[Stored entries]
=-=-=-=-=

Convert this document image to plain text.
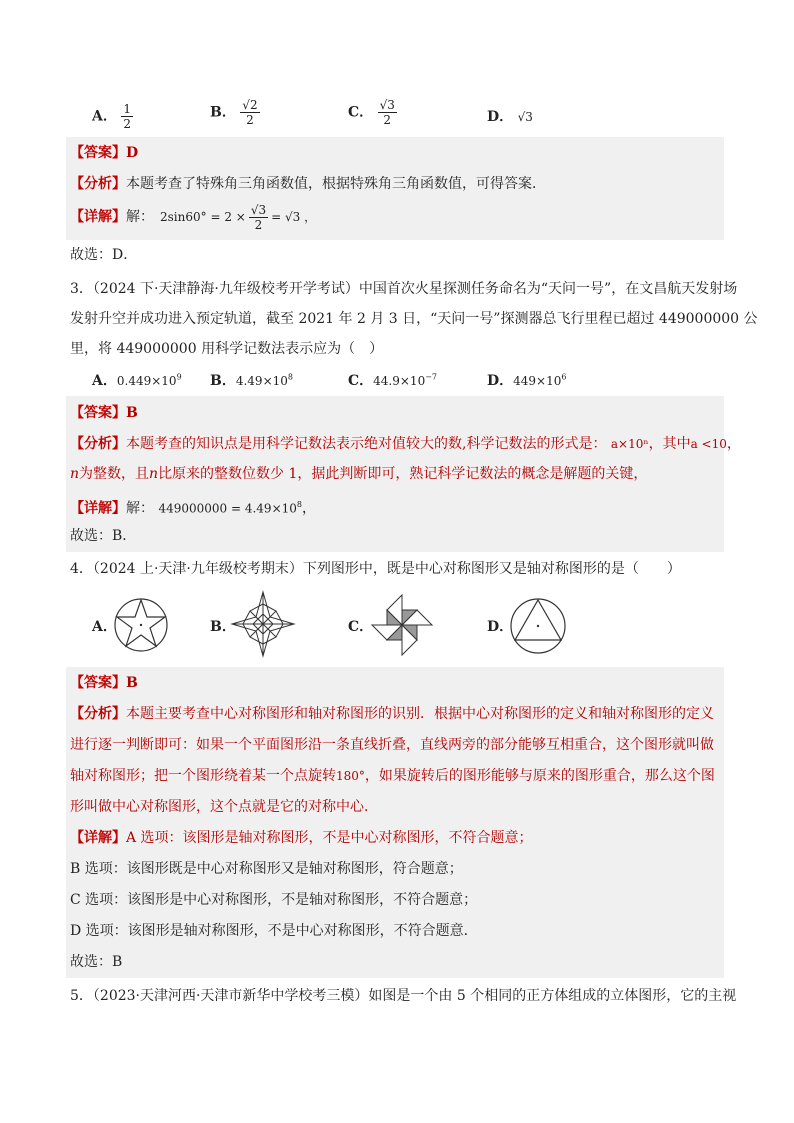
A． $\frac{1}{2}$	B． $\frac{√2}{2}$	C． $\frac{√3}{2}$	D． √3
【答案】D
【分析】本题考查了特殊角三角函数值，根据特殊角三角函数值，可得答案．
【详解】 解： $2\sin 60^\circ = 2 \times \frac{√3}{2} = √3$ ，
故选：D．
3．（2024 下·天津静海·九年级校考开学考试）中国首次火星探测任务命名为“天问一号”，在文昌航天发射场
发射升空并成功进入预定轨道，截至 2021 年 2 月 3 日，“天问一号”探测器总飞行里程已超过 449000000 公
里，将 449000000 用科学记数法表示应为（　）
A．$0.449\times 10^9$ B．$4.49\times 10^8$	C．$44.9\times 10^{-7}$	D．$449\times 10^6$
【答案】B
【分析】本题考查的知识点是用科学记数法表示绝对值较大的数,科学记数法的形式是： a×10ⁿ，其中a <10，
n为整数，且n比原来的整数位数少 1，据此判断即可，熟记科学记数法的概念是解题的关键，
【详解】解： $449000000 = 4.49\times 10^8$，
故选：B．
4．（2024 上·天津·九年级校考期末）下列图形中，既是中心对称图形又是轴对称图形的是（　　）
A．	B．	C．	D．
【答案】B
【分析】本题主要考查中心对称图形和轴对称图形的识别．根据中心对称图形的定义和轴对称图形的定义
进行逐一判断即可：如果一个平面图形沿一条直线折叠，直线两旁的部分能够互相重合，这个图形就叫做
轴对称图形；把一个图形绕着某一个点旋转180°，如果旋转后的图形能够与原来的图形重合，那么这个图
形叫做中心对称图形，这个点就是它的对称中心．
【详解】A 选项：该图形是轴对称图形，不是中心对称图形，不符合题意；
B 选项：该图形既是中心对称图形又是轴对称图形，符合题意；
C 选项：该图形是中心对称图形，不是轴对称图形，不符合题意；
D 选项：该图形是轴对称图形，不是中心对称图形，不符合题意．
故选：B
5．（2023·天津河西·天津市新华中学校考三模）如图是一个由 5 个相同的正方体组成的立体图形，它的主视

=-=-=-=-=

_What is asked_:
Print every entry above again without changing a word, and omit the pictures.

_Task output_:
Convert this document image to plain text.
A． $\frac{1}{2}$	B． $\frac{√2}{2}$	C． $\frac{√3}{2}$	D． √3
【答案】D
【分析】本题考查了特殊角三角函数值，根据特殊角三角函数值，可得答案．
【详解】 解： $2\sin 60^\circ = 2 \times \frac{√3}{2} = √3$ ，
故选：D．
3．（2024 下·天津静海·九年级校考开学考试）中国首次火星探测任务命名为“天问一号”，在文昌航天发射场
发射升空并成功进入预定轨道，截至 2021 年 2 月 3 日，“天问一号”探测器总飞行里程已超过 449000000 公
里，将 449000000 用科学记数法表示应为（　）
A．$0.449\times 10^9$ B．$4.49\times 10^8$	C．$44.9\times 10^{-7}$	D．$449\times 10^6$
【答案】B
【分析】本题考查的知识点是用科学记数法表示绝对值较大的数,科学记数法的形式是： a×10ⁿ，其中a <10，
n为整数，且n比原来的整数位数少 1，据此判断即可，熟记科学记数法的概念是解题的关键，
【详解】解： $449000000 = 4.49\times 10^8$，
故选：B．
4．（2024 上·天津·九年级校考期末）下列图形中，既是中心对称图形又是轴对称图形的是（　　）
A．	B．	C．	D．
【答案】B
【分析】本题主要考查中心对称图形和轴对称图形的识别．根据中心对称图形的定义和轴对称图形的定义
进行逐一判断即可：如果一个平面图形沿一条直线折叠，直线两旁的部分能够互相重合，这个图形就叫做
轴对称图形；把一个图形绕着某一个点旋转180°，如果旋转后的图形能够与原来的图形重合，那么这个图
形叫做中心对称图形，这个点就是它的对称中心．
【详解】A 选项：该图形是轴对称图形，不是中心对称图形，不符合题意；
B 选项：该图形既是中心对称图形又是轴对称图形，符合题意；
C 选项：该图形是中心对称图形，不是轴对称图形，不符合题意；
D 选项：该图形是轴对称图形，不是中心对称图形，不符合题意．
故选：B
5．（2023·天津河西·天津市新华中学校考三模）如图是一个由 5 个相同的正方体组成的立体图形，它的主视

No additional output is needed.